>> start Extracted entries
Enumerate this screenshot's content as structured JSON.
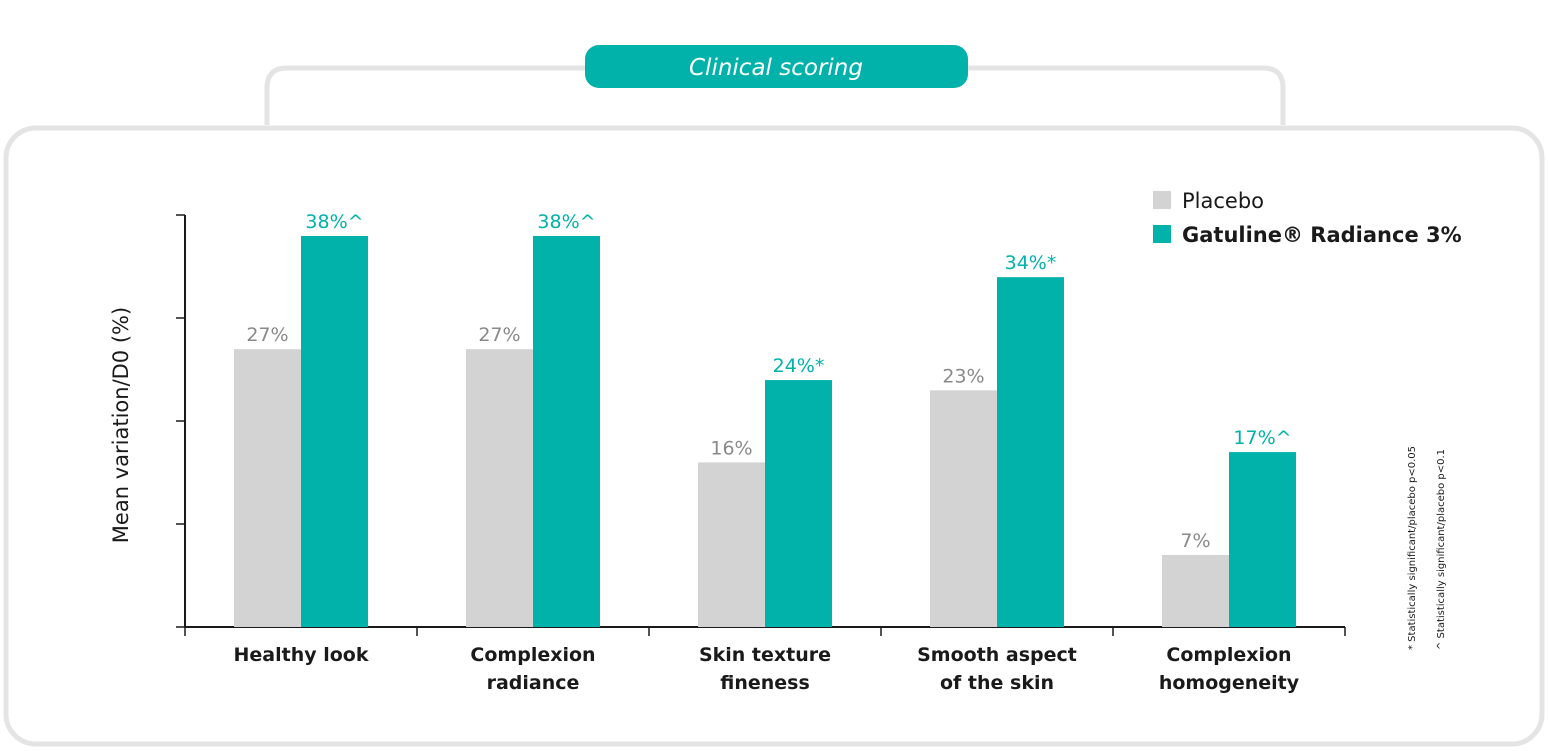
{
  "header": {
    "title": "Clinical scoring"
  },
  "footnotes": {
    "star": "* Statistically significant/placebo p<0.05",
    "caret": "^ Statistically significant/placebo p<0.1"
  },
  "colors": {
    "placebo": "#d3d3d3",
    "gatuline": "#00b2a9",
    "accent": "#00b2a9"
  },
  "chart_data": {
    "type": "bar",
    "title": "",
    "xlabel": "",
    "ylabel": "Mean variation/D0 (%)",
    "ylim": [
      0,
      40
    ],
    "grid": false,
    "legend_position": "top-right",
    "categories": [
      [
        "Healthy look"
      ],
      [
        "Complexion",
        "radiance"
      ],
      [
        "Skin texture",
        "fineness"
      ],
      [
        "Smooth aspect",
        "of the skin"
      ],
      [
        "Complexion",
        "homogeneity"
      ]
    ],
    "series": [
      {
        "name": "Placebo",
        "values": [
          27,
          27,
          16,
          23,
          7
        ],
        "labels": [
          "27%",
          "27%",
          "16%",
          "23%",
          "7%"
        ]
      },
      {
        "name": "Gatuline® Radiance 3%",
        "values": [
          38,
          38,
          24,
          34,
          17
        ],
        "labels": [
          "38%^",
          "38%^",
          "24%*",
          "34%*",
          "17%^"
        ]
      }
    ]
  }
}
>> end Extracted entries
• Set task
Only a number is expected here: the count of lines in the listing that hold the string "name".

• Final result
2